Stated exercise
Skip the pictures and repeat each line of the data exactly.

==== Data shown ====

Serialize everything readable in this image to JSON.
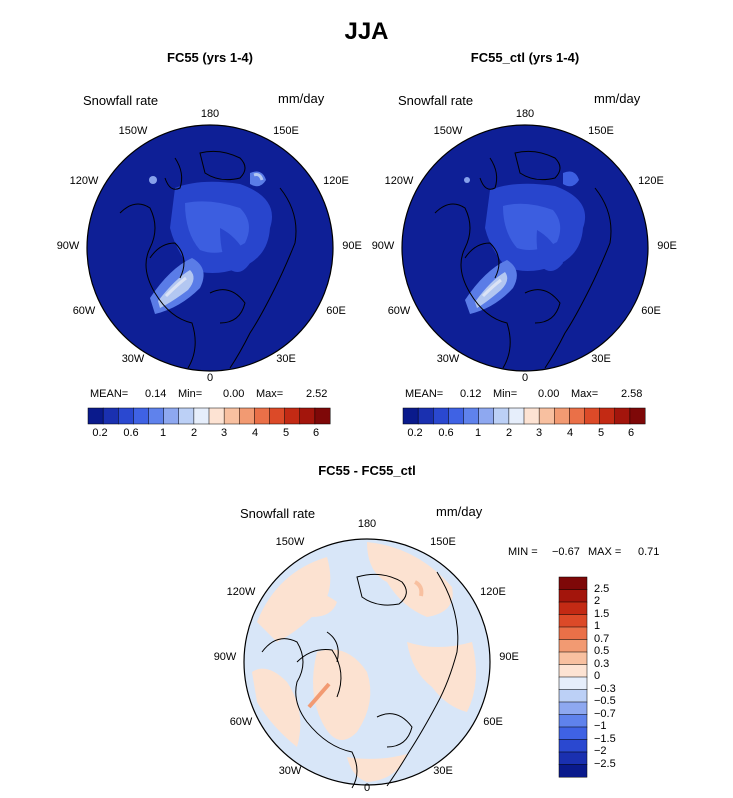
{
  "figure_title": "JJA",
  "panels": [
    {
      "id": "fc55",
      "title": "FC55 (yrs 1-4)",
      "variable": "Snowfall rate",
      "units": "mm/day",
      "lon_labels": [
        "180",
        "150E",
        "120E",
        "90E",
        "60E",
        "30E",
        "0",
        "30W",
        "60W",
        "90W",
        "120W",
        "150W"
      ],
      "stats": {
        "mean_label": "MEAN=",
        "mean": "0.14",
        "min_label": "Min=",
        "min": "0.00",
        "max_label": "Max=",
        "max": "2.52"
      },
      "colorbar_ticks": [
        "0.2",
        "0.6",
        "1",
        "2",
        "3",
        "4",
        "5",
        "6"
      ]
    },
    {
      "id": "fc55_ctl",
      "title": "FC55_ctl (yrs 1-4)",
      "variable": "Snowfall rate",
      "units": "mm/day",
      "lon_labels": [
        "180",
        "150E",
        "120E",
        "90E",
        "60E",
        "30E",
        "0",
        "30W",
        "60W",
        "90W",
        "120W",
        "150W"
      ],
      "stats": {
        "mean_label": "MEAN=",
        "mean": "0.12",
        "min_label": "Min=",
        "min": "0.00",
        "max_label": "Max=",
        "max": "2.58"
      },
      "colorbar_ticks": [
        "0.2",
        "0.6",
        "1",
        "2",
        "3",
        "4",
        "5",
        "6"
      ]
    }
  ],
  "diff_panel": {
    "title": "FC55 - FC55_ctl",
    "variable": "Snowfall rate",
    "units": "mm/day",
    "lon_labels": [
      "180",
      "150E",
      "120E",
      "90E",
      "60E",
      "30E",
      "0",
      "30W",
      "60W",
      "90W",
      "120W",
      "150W"
    ],
    "stats": {
      "min_label": "MIN =",
      "min": "−0.67",
      "max_label": "MAX =",
      "max": "0.71"
    },
    "colorbar_labels": [
      "2.5",
      "2",
      "1.5",
      "1",
      "0.7",
      "0.5",
      "0.3",
      "0",
      "−0.3",
      "−0.5",
      "−0.7",
      "−1",
      "−1.5",
      "−2",
      "−2.5"
    ]
  },
  "colors": {
    "abs_scale": [
      "#0a1a8c",
      "#1a30b0",
      "#2a48d0",
      "#3f62e4",
      "#5f82ec",
      "#8ea8f0",
      "#bcd0f6",
      "#e6eefb",
      "#fde3d3",
      "#f8c0a0",
      "#f29a72",
      "#ea7048",
      "#dc4a28",
      "#c32a14",
      "#a3150c",
      "#7e0808"
    ],
    "diff_scale": [
      "#7e0808",
      "#a3150c",
      "#c32a14",
      "#dc4a28",
      "#ea7048",
      "#f29a72",
      "#f8c0a0",
      "#fde3d3",
      "#e6eefb",
      "#bcd0f6",
      "#8ea8f0",
      "#5f82ec",
      "#3f62e4",
      "#2a48d0",
      "#1a30b0",
      "#0a1a8c"
    ],
    "map_ocean_dark": "#0e1f96",
    "map_diff_neutral": "#f0f4f9",
    "map_diff_pos": "#fce2d1",
    "map_diff_neg": "#d8e6f8"
  }
}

====

Response to the exercise
Serialize everything readable in this image to JSON.
{
  "figure_title": "JJA",
  "panels": [
    {
      "id": "fc55",
      "title": "FC55 (yrs 1-4)",
      "variable": "Snowfall rate",
      "units": "mm/day",
      "lon_labels": [
        "180",
        "150E",
        "120E",
        "90E",
        "60E",
        "30E",
        "0",
        "30W",
        "60W",
        "90W",
        "120W",
        "150W"
      ],
      "stats": {
        "mean_label": "MEAN=",
        "mean": "0.14",
        "min_label": "Min=",
        "min": "0.00",
        "max_label": "Max=",
        "max": "2.52"
      },
      "colorbar_ticks": [
        "0.2",
        "0.6",
        "1",
        "2",
        "3",
        "4",
        "5",
        "6"
      ]
    },
    {
      "id": "fc55_ctl",
      "title": "FC55_ctl (yrs 1-4)",
      "variable": "Snowfall rate",
      "units": "mm/day",
      "lon_labels": [
        "180",
        "150E",
        "120E",
        "90E",
        "60E",
        "30E",
        "0",
        "30W",
        "60W",
        "90W",
        "120W",
        "150W"
      ],
      "stats": {
        "mean_label": "MEAN=",
        "mean": "0.12",
        "min_label": "Min=",
        "min": "0.00",
        "max_label": "Max=",
        "max": "2.58"
      },
      "colorbar_ticks": [
        "0.2",
        "0.6",
        "1",
        "2",
        "3",
        "4",
        "5",
        "6"
      ]
    }
  ],
  "diff_panel": {
    "title": "FC55 - FC55_ctl",
    "variable": "Snowfall rate",
    "units": "mm/day",
    "lon_labels": [
      "180",
      "150E",
      "120E",
      "90E",
      "60E",
      "30E",
      "0",
      "30W",
      "60W",
      "90W",
      "120W",
      "150W"
    ],
    "stats": {
      "min_label": "MIN =",
      "min": "−0.67",
      "max_label": "MAX =",
      "max": "0.71"
    },
    "colorbar_labels": [
      "2.5",
      "2",
      "1.5",
      "1",
      "0.7",
      "0.5",
      "0.3",
      "0",
      "−0.3",
      "−0.5",
      "−0.7",
      "−1",
      "−1.5",
      "−2",
      "−2.5"
    ]
  },
  "colors": {
    "abs_scale": [
      "#0a1a8c",
      "#1a30b0",
      "#2a48d0",
      "#3f62e4",
      "#5f82ec",
      "#8ea8f0",
      "#bcd0f6",
      "#e6eefb",
      "#fde3d3",
      "#f8c0a0",
      "#f29a72",
      "#ea7048",
      "#dc4a28",
      "#c32a14",
      "#a3150c",
      "#7e0808"
    ],
    "diff_scale": [
      "#7e0808",
      "#a3150c",
      "#c32a14",
      "#dc4a28",
      "#ea7048",
      "#f29a72",
      "#f8c0a0",
      "#fde3d3",
      "#e6eefb",
      "#bcd0f6",
      "#8ea8f0",
      "#5f82ec",
      "#3f62e4",
      "#2a48d0",
      "#1a30b0",
      "#0a1a8c"
    ],
    "map_ocean_dark": "#0e1f96",
    "map_diff_neutral": "#f0f4f9",
    "map_diff_pos": "#fce2d1",
    "map_diff_neg": "#d8e6f8"
  }
}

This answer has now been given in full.